Task brief =
Track down every line below that holds "teren" and copy it.

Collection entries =

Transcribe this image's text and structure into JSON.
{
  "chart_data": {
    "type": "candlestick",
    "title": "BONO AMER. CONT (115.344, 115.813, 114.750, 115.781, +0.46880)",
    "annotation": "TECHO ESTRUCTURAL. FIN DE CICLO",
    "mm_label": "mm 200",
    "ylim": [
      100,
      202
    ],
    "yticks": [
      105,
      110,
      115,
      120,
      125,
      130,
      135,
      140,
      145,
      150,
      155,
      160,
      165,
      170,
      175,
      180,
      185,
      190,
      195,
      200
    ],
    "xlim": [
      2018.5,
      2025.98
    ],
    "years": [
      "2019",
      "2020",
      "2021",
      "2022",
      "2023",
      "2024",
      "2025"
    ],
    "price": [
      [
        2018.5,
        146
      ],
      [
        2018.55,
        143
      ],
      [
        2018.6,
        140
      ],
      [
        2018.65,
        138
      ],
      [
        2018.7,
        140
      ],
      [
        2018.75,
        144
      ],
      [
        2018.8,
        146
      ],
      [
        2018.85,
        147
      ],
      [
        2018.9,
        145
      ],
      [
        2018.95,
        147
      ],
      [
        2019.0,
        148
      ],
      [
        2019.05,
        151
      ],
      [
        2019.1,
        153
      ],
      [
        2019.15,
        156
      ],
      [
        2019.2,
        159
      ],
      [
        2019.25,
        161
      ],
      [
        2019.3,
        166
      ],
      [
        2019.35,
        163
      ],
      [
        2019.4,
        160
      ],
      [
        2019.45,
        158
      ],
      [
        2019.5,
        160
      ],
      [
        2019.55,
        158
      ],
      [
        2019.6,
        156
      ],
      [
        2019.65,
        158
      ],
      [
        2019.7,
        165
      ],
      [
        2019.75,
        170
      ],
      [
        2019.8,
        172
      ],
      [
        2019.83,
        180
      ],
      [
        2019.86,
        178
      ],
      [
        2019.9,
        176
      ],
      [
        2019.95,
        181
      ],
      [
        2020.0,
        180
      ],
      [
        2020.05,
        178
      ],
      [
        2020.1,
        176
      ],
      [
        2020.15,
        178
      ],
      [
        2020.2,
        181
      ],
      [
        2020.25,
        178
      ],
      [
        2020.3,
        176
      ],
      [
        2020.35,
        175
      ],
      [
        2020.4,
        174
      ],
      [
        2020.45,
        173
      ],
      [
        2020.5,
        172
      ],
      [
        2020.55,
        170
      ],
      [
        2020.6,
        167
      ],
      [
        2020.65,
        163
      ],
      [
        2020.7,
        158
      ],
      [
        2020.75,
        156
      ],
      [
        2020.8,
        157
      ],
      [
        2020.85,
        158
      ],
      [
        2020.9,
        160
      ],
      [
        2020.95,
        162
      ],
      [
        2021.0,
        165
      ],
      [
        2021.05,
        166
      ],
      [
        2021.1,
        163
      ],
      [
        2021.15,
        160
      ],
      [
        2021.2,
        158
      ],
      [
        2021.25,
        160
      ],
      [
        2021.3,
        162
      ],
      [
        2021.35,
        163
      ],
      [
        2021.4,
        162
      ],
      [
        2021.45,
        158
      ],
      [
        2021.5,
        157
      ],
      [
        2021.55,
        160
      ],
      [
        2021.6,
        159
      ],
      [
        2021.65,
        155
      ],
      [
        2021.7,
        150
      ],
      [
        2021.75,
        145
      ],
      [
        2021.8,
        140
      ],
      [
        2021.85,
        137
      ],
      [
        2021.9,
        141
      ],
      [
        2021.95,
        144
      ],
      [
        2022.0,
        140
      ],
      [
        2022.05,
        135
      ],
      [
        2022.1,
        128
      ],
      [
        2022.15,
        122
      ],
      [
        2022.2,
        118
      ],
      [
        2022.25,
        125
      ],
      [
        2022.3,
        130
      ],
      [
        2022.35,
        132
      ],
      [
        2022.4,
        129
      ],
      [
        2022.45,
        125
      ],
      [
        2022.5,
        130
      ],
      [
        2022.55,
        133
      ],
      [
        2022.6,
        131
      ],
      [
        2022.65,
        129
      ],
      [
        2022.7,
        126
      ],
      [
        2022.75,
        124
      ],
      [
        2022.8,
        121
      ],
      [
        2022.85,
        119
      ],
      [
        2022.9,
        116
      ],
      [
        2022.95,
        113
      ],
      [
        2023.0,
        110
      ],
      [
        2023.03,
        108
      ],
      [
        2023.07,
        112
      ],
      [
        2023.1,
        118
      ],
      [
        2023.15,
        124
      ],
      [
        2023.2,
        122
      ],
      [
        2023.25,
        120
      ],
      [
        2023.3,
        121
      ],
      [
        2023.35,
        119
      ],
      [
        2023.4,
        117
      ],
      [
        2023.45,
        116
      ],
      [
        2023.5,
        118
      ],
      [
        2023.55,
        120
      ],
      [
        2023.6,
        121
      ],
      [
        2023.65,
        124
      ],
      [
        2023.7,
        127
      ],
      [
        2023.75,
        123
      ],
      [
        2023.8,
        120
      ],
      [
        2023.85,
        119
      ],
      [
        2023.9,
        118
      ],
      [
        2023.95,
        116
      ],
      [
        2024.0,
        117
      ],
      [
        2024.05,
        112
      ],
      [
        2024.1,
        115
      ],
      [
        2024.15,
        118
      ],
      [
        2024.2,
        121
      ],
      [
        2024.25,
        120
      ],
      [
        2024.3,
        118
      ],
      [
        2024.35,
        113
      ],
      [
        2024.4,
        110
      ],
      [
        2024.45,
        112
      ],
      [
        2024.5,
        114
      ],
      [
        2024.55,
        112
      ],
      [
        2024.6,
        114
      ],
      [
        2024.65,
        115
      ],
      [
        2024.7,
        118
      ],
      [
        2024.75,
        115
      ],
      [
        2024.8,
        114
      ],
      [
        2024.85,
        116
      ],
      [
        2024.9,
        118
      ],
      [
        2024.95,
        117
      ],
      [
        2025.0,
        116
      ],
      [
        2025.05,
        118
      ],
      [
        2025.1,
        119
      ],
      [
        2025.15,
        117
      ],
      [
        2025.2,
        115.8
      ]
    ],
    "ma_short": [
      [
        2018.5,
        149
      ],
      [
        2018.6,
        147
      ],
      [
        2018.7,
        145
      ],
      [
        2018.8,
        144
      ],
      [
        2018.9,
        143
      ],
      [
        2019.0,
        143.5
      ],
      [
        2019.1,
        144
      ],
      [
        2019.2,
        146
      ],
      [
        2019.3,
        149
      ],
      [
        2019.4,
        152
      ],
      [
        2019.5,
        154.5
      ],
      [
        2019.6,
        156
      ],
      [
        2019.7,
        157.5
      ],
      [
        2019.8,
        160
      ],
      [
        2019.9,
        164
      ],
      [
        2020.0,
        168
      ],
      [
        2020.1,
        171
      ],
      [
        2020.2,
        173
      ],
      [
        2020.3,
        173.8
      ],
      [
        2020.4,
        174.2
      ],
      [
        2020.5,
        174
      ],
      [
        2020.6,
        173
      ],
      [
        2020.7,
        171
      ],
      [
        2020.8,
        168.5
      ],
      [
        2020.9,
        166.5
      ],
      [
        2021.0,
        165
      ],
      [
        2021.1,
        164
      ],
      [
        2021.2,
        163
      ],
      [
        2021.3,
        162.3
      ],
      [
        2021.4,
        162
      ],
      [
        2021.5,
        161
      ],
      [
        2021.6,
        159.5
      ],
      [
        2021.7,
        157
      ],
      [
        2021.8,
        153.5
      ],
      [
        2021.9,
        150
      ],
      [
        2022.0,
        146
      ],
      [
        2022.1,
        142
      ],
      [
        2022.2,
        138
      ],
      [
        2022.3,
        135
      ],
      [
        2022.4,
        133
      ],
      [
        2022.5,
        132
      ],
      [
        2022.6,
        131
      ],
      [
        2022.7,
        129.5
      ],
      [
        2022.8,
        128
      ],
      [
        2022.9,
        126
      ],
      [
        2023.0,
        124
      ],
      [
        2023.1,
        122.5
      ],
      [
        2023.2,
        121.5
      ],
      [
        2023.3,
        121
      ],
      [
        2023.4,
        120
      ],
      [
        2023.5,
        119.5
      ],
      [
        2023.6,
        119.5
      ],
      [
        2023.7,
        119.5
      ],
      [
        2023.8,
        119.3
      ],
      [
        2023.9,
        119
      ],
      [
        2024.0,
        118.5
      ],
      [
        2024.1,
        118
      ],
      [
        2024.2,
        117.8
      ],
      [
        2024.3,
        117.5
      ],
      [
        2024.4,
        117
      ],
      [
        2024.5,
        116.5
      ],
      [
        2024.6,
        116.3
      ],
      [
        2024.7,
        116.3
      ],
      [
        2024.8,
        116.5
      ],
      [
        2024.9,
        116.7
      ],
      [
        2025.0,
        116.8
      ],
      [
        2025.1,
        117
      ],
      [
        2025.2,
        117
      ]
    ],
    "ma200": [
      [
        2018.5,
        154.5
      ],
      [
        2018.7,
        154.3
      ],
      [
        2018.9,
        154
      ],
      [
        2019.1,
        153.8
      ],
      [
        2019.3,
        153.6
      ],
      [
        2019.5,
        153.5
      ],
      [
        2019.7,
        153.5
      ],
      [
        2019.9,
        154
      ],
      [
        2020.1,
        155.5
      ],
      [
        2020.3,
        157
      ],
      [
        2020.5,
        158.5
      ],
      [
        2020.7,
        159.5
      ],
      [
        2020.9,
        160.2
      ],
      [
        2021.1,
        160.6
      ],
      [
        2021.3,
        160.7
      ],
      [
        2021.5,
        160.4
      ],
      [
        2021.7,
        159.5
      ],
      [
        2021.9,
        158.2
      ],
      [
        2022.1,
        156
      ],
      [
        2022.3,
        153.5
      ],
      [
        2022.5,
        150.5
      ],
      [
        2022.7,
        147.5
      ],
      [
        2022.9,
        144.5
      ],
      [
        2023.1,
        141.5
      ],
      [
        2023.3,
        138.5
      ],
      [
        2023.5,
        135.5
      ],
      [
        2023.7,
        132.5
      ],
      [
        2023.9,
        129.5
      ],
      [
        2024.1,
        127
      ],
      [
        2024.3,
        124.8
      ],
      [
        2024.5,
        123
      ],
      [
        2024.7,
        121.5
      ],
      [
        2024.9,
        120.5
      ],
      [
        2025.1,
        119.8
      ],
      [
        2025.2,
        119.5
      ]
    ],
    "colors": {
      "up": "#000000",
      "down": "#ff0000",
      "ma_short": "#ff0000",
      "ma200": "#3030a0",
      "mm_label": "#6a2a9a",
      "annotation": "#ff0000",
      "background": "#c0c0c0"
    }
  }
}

...

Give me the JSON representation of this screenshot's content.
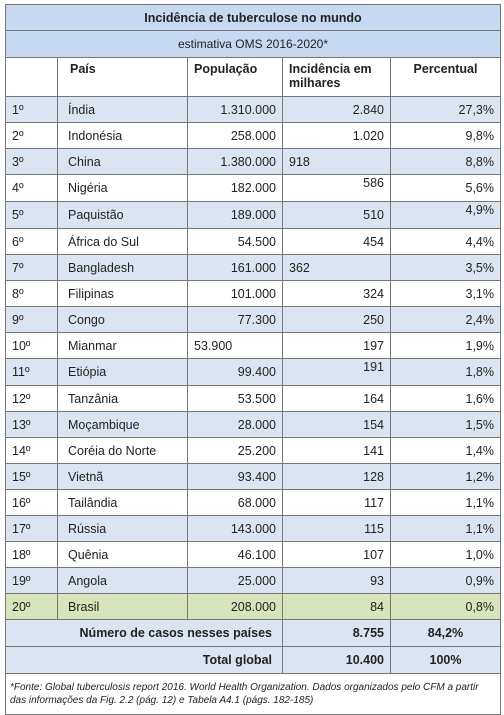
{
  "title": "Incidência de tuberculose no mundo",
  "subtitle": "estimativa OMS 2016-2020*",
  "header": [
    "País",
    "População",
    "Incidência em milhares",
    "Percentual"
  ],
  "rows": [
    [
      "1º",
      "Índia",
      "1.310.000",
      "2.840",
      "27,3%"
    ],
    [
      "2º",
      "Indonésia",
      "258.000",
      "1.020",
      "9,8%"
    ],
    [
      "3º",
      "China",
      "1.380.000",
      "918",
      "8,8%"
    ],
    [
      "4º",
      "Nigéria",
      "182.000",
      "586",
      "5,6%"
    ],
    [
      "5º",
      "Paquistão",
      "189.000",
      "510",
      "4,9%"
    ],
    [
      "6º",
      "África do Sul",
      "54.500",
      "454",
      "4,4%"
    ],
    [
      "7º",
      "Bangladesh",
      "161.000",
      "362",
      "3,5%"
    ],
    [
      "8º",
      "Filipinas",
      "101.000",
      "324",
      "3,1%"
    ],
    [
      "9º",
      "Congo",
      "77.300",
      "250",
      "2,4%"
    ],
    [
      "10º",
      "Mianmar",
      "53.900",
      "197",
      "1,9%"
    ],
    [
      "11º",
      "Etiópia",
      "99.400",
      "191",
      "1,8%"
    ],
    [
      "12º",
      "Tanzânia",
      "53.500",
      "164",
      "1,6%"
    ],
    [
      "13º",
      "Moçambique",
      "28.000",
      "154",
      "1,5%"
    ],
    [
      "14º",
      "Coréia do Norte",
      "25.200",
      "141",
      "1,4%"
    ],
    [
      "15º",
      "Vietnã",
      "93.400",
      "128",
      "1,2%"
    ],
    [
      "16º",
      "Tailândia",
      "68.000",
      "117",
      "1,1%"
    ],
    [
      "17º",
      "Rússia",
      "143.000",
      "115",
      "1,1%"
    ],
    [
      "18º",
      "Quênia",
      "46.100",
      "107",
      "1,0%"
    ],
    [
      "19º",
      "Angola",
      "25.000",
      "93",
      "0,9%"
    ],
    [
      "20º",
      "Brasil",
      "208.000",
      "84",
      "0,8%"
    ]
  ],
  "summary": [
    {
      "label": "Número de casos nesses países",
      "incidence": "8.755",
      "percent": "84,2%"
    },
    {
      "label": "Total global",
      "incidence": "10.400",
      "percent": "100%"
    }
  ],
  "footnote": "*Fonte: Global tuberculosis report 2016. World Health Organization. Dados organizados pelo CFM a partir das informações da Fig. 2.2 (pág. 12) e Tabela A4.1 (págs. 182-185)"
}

---

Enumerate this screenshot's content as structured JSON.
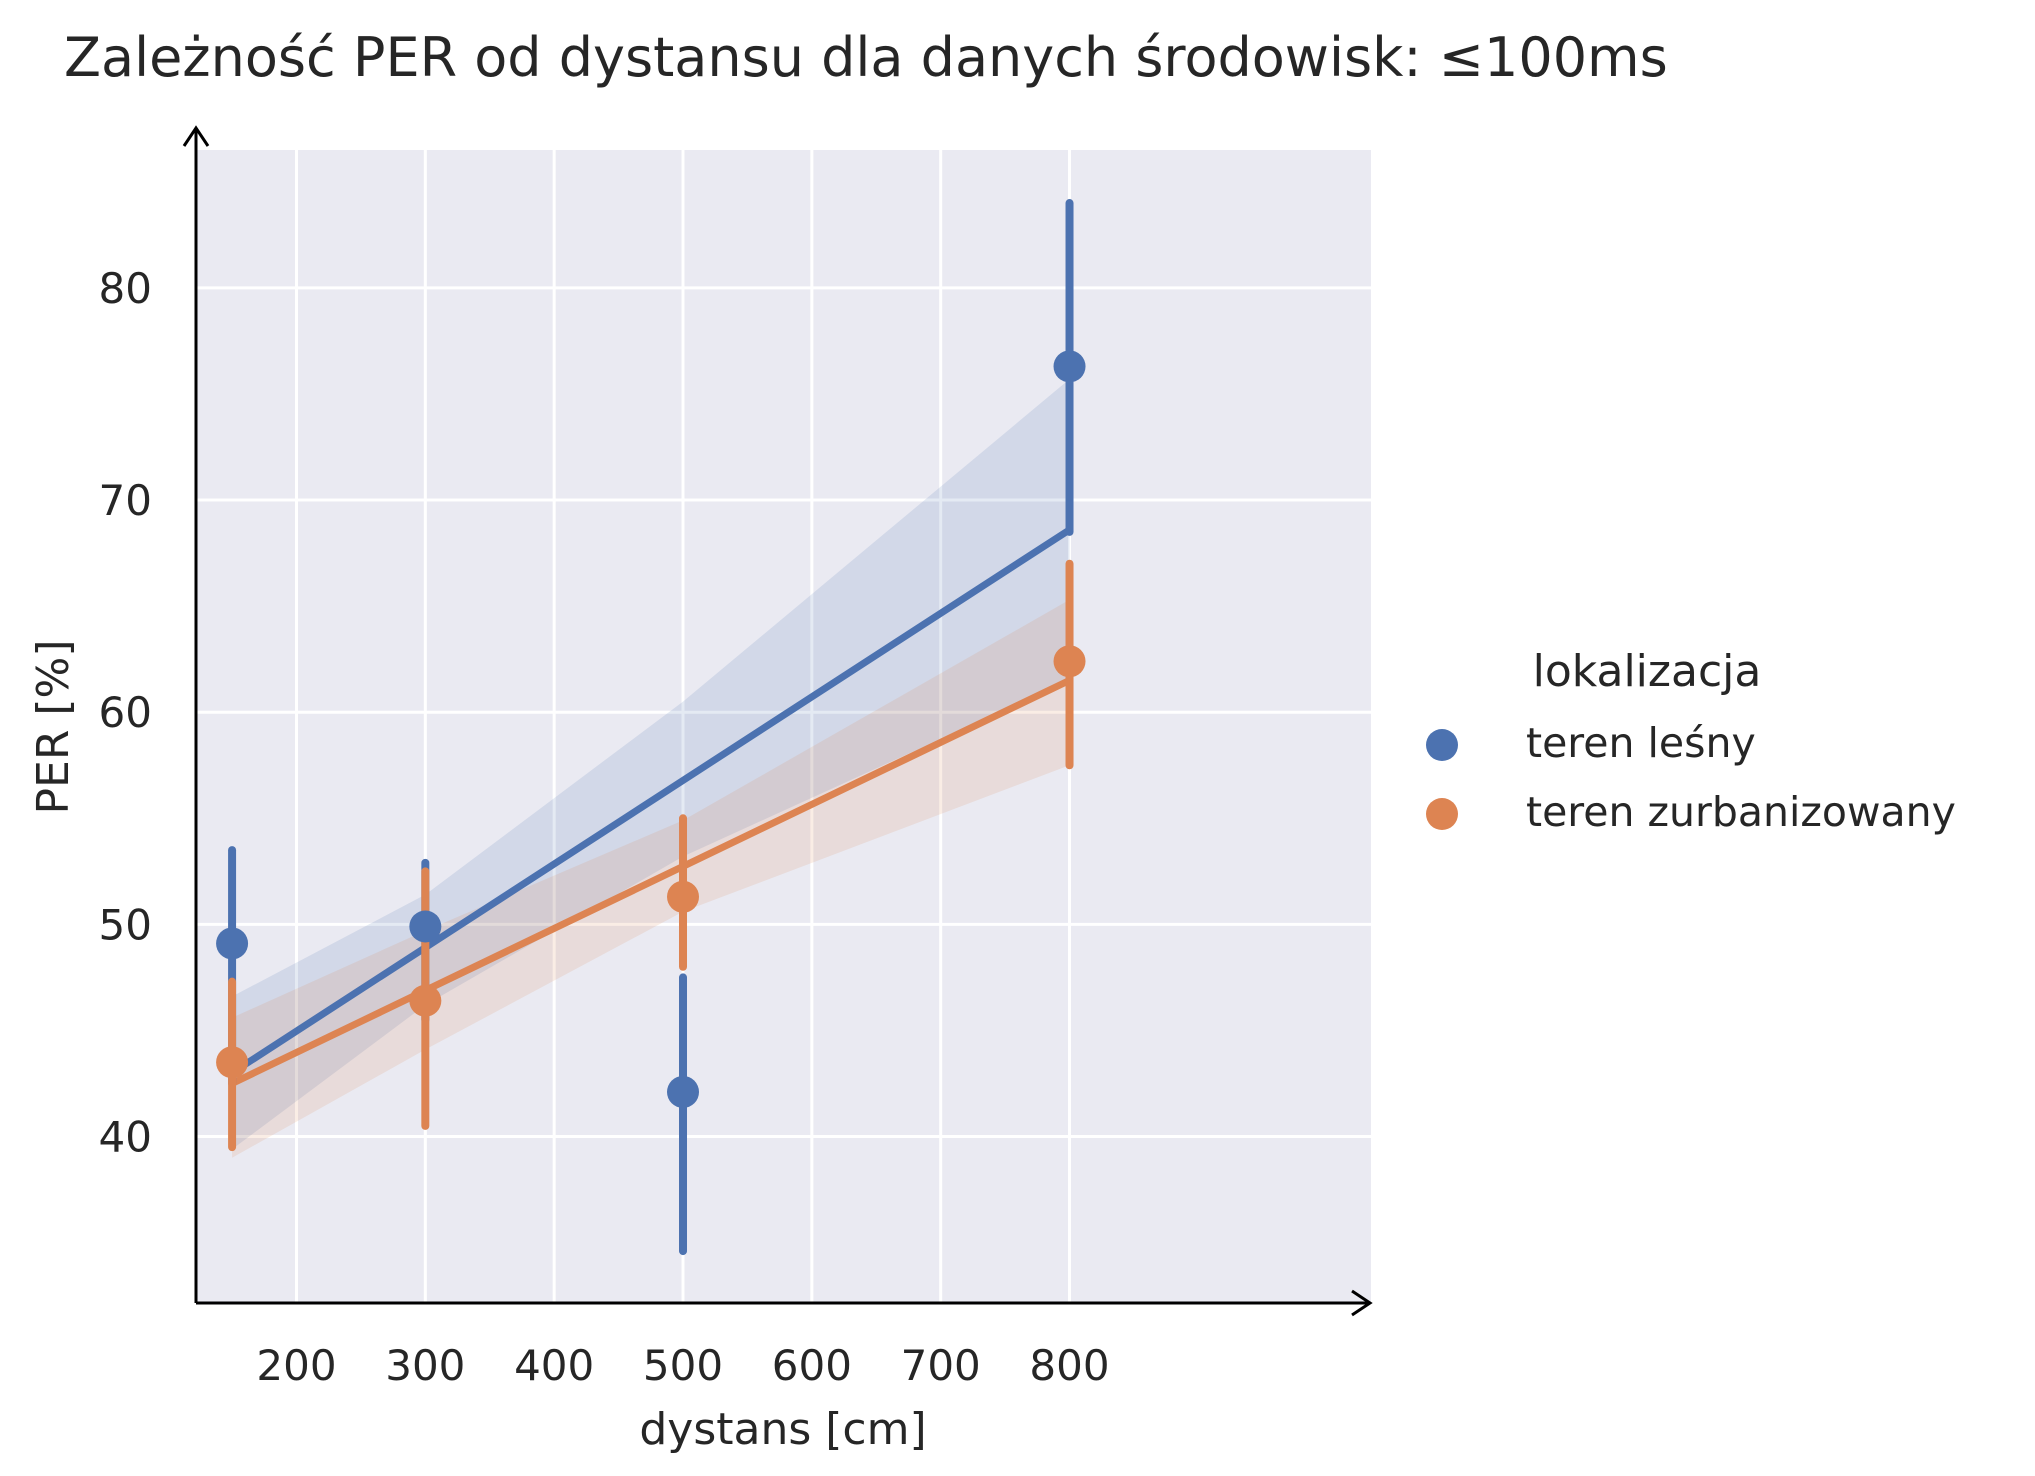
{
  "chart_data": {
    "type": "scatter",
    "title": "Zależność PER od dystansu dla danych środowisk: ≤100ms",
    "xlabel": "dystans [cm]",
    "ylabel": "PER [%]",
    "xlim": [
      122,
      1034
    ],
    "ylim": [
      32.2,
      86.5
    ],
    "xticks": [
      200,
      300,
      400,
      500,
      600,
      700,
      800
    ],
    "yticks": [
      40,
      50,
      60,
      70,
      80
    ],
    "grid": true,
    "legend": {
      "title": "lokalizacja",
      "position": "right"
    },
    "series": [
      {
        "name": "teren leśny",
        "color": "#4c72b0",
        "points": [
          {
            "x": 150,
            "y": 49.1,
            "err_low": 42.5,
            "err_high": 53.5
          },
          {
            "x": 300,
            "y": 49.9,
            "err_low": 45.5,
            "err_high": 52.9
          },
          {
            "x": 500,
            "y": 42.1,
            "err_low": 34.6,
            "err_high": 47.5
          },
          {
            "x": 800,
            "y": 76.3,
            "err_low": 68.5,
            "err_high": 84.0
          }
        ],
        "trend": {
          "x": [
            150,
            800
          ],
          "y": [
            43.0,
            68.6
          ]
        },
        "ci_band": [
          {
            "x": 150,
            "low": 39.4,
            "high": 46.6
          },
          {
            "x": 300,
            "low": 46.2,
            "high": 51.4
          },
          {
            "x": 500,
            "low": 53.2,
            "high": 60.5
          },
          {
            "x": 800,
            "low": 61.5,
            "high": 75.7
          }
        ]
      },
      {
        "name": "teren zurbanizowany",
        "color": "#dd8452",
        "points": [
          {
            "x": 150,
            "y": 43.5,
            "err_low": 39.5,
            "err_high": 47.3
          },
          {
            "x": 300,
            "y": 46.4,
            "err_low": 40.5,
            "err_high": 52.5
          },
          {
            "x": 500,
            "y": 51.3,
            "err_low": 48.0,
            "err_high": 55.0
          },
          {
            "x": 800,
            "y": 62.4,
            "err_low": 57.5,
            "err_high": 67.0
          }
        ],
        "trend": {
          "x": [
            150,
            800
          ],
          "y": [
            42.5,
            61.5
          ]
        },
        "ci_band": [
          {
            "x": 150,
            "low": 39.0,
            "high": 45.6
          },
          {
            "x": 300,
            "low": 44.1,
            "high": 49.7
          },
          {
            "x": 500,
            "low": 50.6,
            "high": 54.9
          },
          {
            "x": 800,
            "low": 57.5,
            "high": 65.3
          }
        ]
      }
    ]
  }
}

Exercise solution =
        "name": "teren leśny",
        "name": "teren zurbanizowany",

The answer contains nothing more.